**WHAT THIS TASK INVOLVES:**
Show all lines holding "услуг".
— begin RECORDS PROVIDED —
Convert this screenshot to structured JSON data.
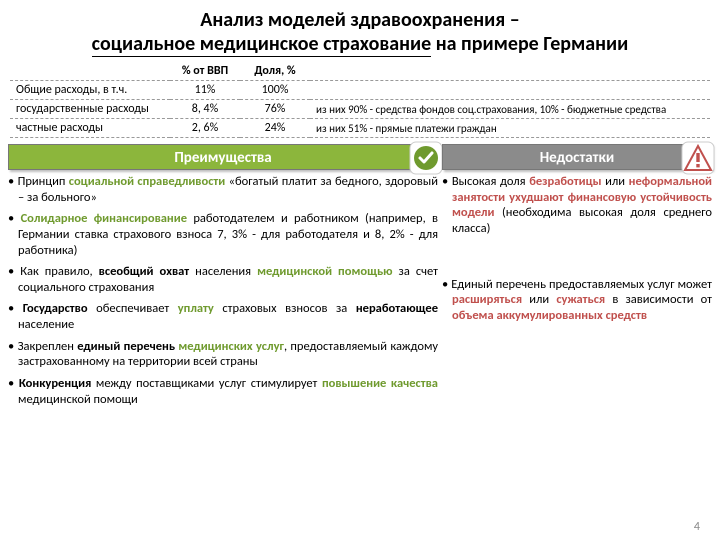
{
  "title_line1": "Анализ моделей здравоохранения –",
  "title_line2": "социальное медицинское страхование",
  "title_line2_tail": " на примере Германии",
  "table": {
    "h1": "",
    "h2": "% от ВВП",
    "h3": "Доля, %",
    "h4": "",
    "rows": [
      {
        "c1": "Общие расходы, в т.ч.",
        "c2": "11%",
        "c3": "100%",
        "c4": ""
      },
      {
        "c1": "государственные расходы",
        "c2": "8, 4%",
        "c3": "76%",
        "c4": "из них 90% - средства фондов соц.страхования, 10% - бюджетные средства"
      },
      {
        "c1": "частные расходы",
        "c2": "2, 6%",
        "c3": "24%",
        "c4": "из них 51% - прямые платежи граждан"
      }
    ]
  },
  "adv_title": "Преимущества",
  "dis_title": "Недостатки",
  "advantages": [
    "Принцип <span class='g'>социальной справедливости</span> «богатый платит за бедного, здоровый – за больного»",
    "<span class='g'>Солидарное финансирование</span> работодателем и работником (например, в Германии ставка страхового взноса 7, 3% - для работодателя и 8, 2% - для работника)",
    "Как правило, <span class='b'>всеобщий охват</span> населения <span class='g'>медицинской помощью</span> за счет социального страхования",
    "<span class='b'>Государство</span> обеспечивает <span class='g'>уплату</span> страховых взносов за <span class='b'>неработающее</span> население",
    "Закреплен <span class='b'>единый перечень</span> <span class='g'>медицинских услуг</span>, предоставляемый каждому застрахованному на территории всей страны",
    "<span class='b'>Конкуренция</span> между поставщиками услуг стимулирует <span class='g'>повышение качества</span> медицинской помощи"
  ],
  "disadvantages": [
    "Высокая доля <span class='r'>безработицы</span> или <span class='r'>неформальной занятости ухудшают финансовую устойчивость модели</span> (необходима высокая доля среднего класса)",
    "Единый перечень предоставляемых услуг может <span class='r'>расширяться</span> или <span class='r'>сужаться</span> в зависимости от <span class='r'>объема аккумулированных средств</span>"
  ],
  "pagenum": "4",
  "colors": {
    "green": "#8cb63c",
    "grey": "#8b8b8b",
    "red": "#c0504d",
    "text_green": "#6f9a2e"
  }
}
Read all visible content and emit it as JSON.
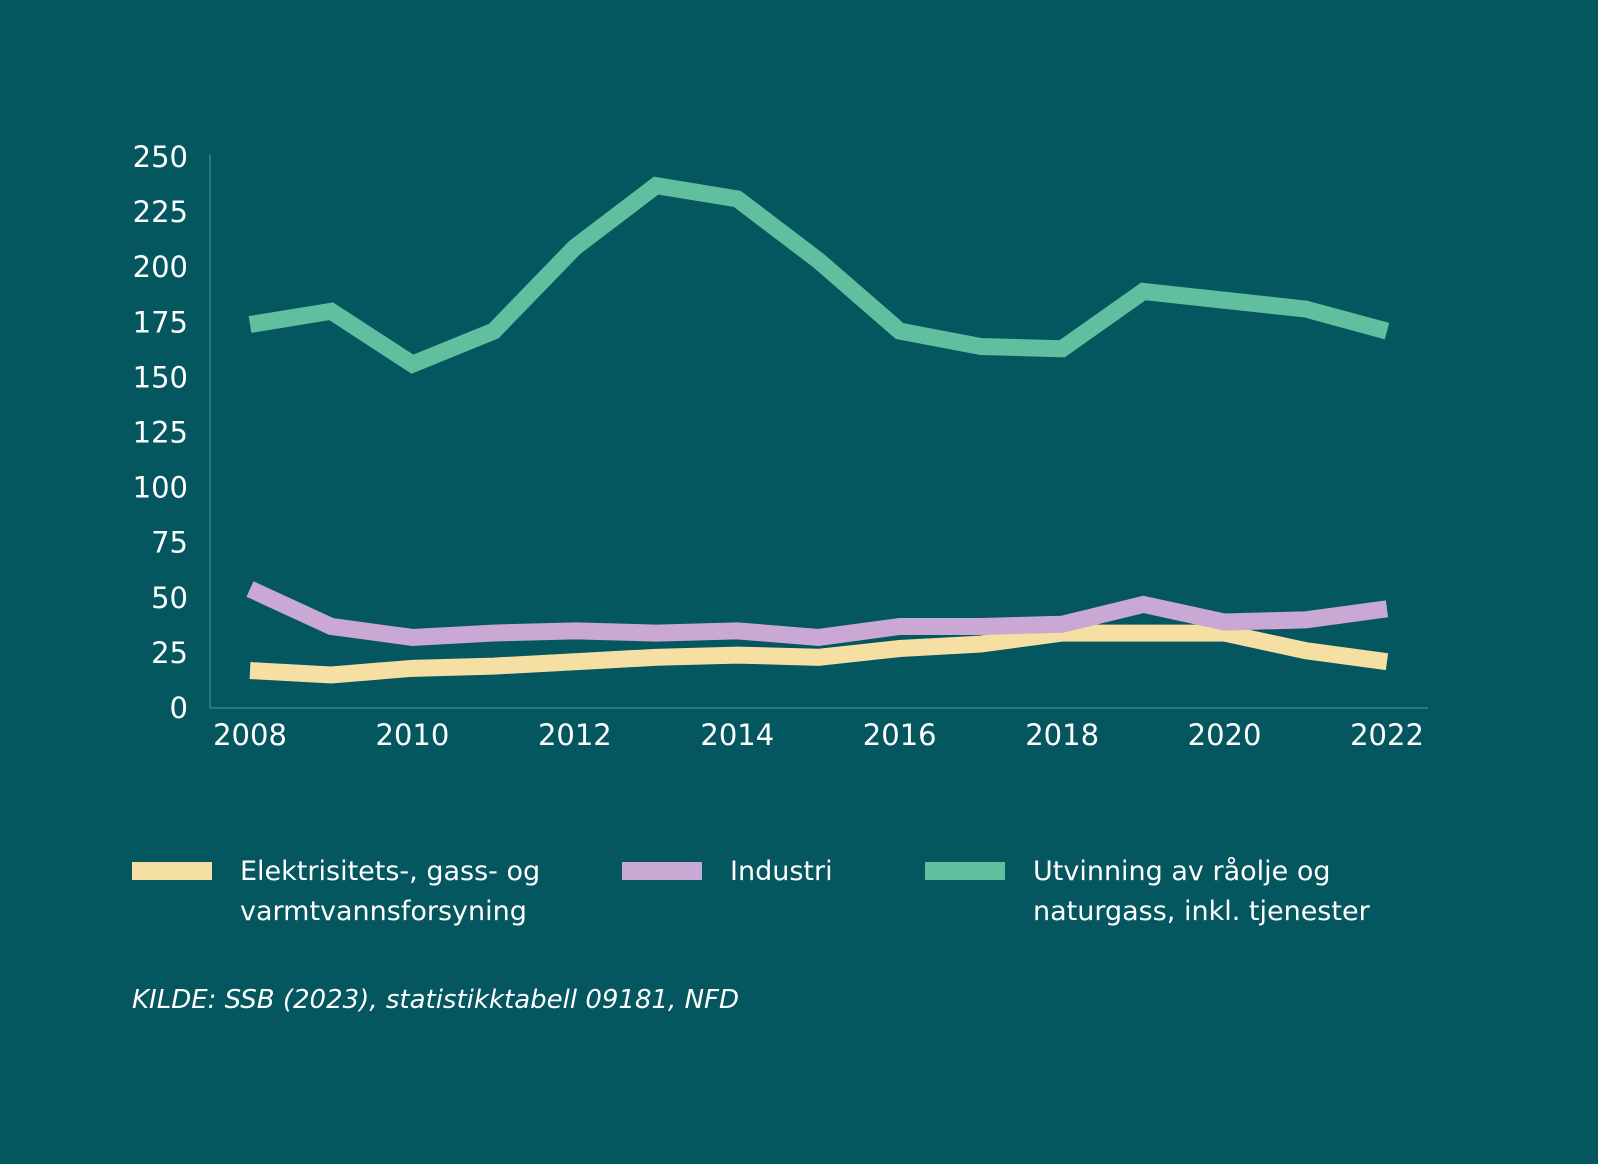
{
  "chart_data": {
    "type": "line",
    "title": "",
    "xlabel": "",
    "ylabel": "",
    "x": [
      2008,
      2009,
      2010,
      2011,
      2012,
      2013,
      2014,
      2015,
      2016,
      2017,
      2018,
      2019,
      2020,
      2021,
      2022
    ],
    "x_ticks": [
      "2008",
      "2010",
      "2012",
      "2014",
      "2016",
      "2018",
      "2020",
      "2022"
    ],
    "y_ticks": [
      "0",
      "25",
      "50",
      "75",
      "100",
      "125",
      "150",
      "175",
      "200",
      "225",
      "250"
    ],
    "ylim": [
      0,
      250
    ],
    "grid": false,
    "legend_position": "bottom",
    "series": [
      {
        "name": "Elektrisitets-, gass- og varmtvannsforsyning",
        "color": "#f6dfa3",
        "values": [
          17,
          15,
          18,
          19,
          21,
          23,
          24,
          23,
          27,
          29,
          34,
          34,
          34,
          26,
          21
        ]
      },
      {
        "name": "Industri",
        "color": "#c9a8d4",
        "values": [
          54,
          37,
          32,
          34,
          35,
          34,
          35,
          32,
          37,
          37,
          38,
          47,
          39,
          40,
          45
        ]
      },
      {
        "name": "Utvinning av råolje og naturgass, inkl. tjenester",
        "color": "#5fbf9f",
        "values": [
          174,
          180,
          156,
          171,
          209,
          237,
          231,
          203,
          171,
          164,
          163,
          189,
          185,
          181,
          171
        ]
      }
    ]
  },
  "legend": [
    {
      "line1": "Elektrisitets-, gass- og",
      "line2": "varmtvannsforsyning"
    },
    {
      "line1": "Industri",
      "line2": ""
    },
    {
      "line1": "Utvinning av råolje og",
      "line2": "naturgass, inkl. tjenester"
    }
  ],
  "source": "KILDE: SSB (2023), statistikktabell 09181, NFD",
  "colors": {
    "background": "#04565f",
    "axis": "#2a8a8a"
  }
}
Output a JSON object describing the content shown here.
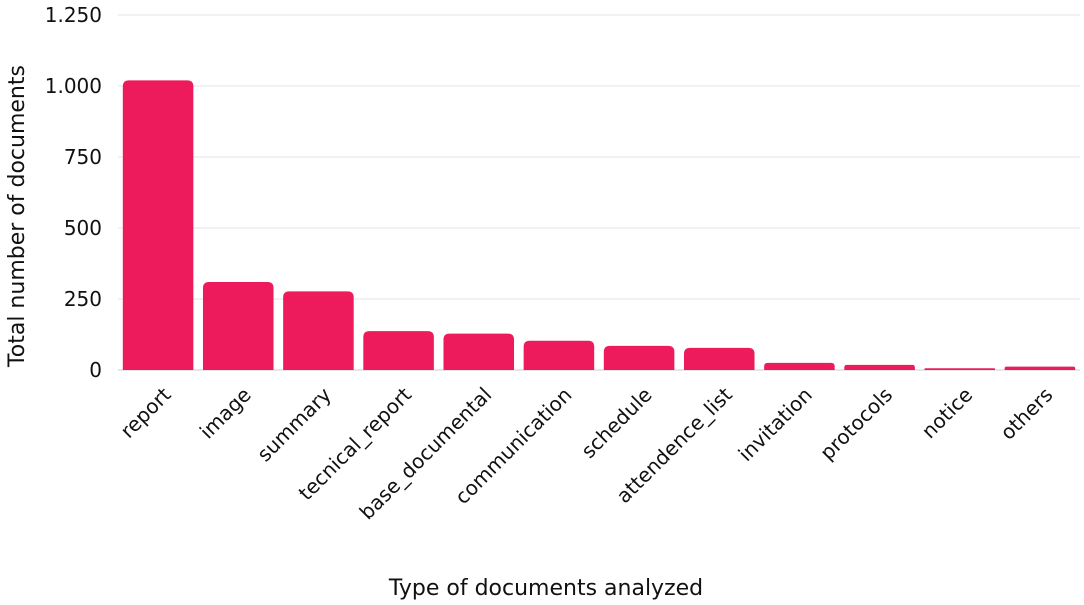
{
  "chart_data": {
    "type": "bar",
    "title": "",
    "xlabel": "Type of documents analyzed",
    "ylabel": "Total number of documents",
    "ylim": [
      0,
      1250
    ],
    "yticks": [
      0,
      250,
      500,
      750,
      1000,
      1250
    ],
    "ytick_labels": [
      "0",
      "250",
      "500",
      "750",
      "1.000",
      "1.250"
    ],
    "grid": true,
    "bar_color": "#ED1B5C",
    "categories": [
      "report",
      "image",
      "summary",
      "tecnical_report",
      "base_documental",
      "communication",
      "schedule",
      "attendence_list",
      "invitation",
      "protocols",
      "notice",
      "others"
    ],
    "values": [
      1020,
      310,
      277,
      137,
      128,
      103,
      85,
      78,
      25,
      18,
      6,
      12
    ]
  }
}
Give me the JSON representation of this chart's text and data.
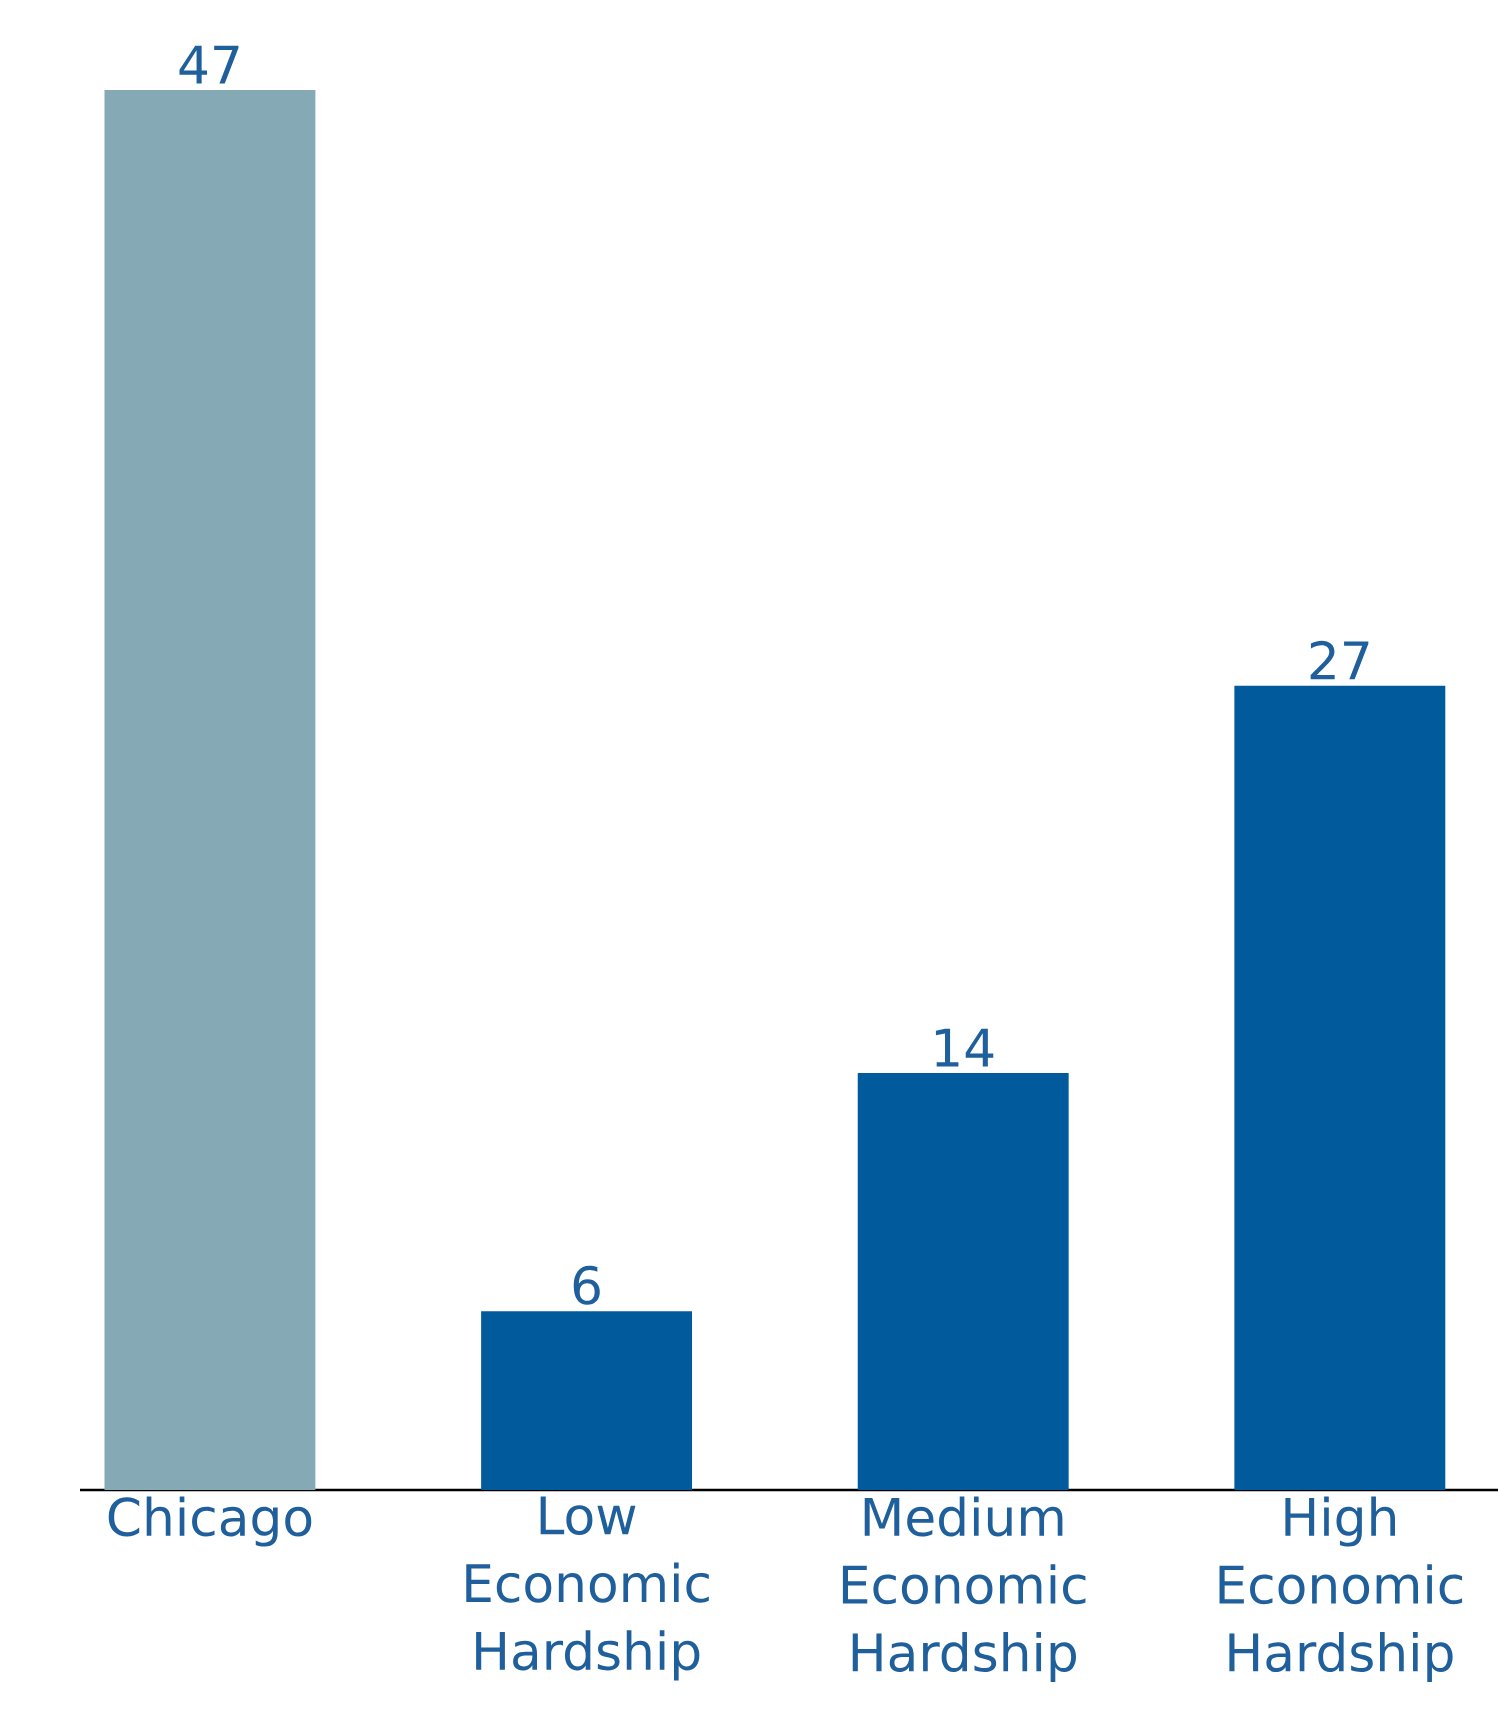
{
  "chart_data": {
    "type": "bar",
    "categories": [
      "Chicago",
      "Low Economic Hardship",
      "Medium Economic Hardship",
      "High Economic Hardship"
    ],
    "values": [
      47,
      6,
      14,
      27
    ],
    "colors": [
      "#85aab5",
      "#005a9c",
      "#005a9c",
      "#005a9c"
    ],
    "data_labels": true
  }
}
— end RECORDS PROVIDED —
**FULL RESPONSE:**
    "Закреплен <span class='b'>единый перечень</span> <span class='g'>медицинских услуг</span>, предоставляемый каждому застрахованному на территории всей страны",
    "<span class='b'>Конкуренция</span> между поставщиками услуг стимулирует <span class='g'>повышение качества</span> медицинской помощи"
    "Единый перечень предоставляемых услуг может <span class='r'>расширяться</span> или <span class='r'>сужаться</span> в зависимости от <span class='r'>объема аккумулированных средств</span>"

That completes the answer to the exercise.